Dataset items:
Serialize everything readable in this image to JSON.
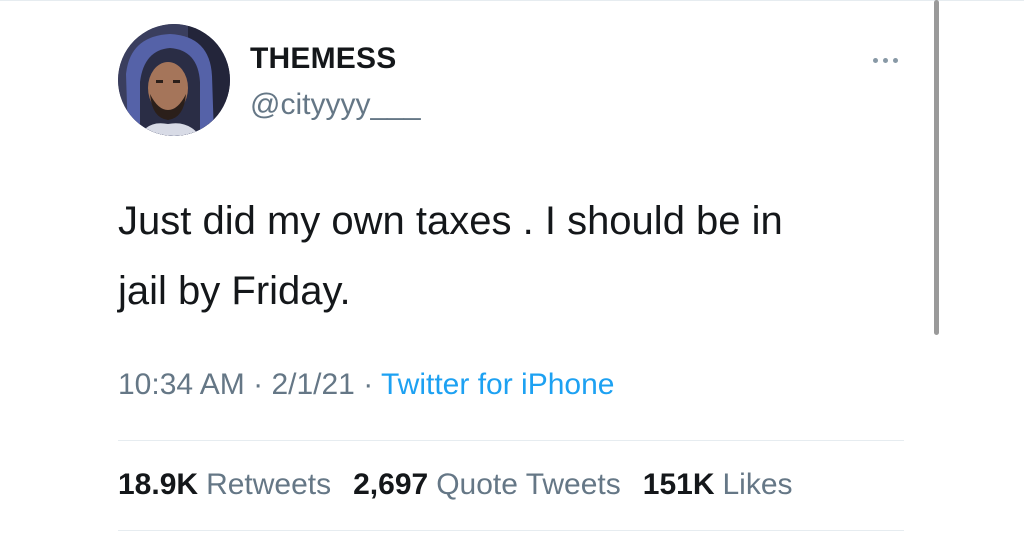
{
  "user": {
    "display_name": "THEMESS",
    "handle": "@cityyyy___"
  },
  "tweet": {
    "text_line1": "Just did my own taxes . I should be in",
    "text_line2": "jail by Friday.",
    "time": "10:34 AM",
    "separator": "·",
    "date": "2/1/21",
    "source": "Twitter for iPhone"
  },
  "stats": {
    "retweets_count": "18.9K",
    "retweets_label": "Retweets",
    "quotes_count": "2,697",
    "quotes_label": "Quote Tweets",
    "likes_count": "151K",
    "likes_label": "Likes"
  },
  "icons": {
    "more": "more-horizontal-icon",
    "avatar": "user-avatar"
  },
  "colors": {
    "text_primary": "#14171a",
    "text_secondary": "#657786",
    "link": "#1da1f2",
    "divider": "#e6ecf0"
  }
}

WHAT YOU HAVE TO DO -
The material above must be printed exactly, with its pictures left out.

EXERCISE OUTPUT -
Serialize everything readable in this image to JSON.
{
  "user": {
    "display_name": "THEMESS",
    "handle": "@cityyyy___"
  },
  "tweet": {
    "text_line1": "Just did my own taxes . I should be in",
    "text_line2": "jail by Friday.",
    "time": "10:34 AM",
    "separator": "·",
    "date": "2/1/21",
    "source": "Twitter for iPhone"
  },
  "stats": {
    "retweets_count": "18.9K",
    "retweets_label": "Retweets",
    "quotes_count": "2,697",
    "quotes_label": "Quote Tweets",
    "likes_count": "151K",
    "likes_label": "Likes"
  },
  "icons": {
    "more": "more-horizontal-icon",
    "avatar": "user-avatar"
  },
  "colors": {
    "text_primary": "#14171a",
    "text_secondary": "#657786",
    "link": "#1da1f2",
    "divider": "#e6ecf0"
  }
}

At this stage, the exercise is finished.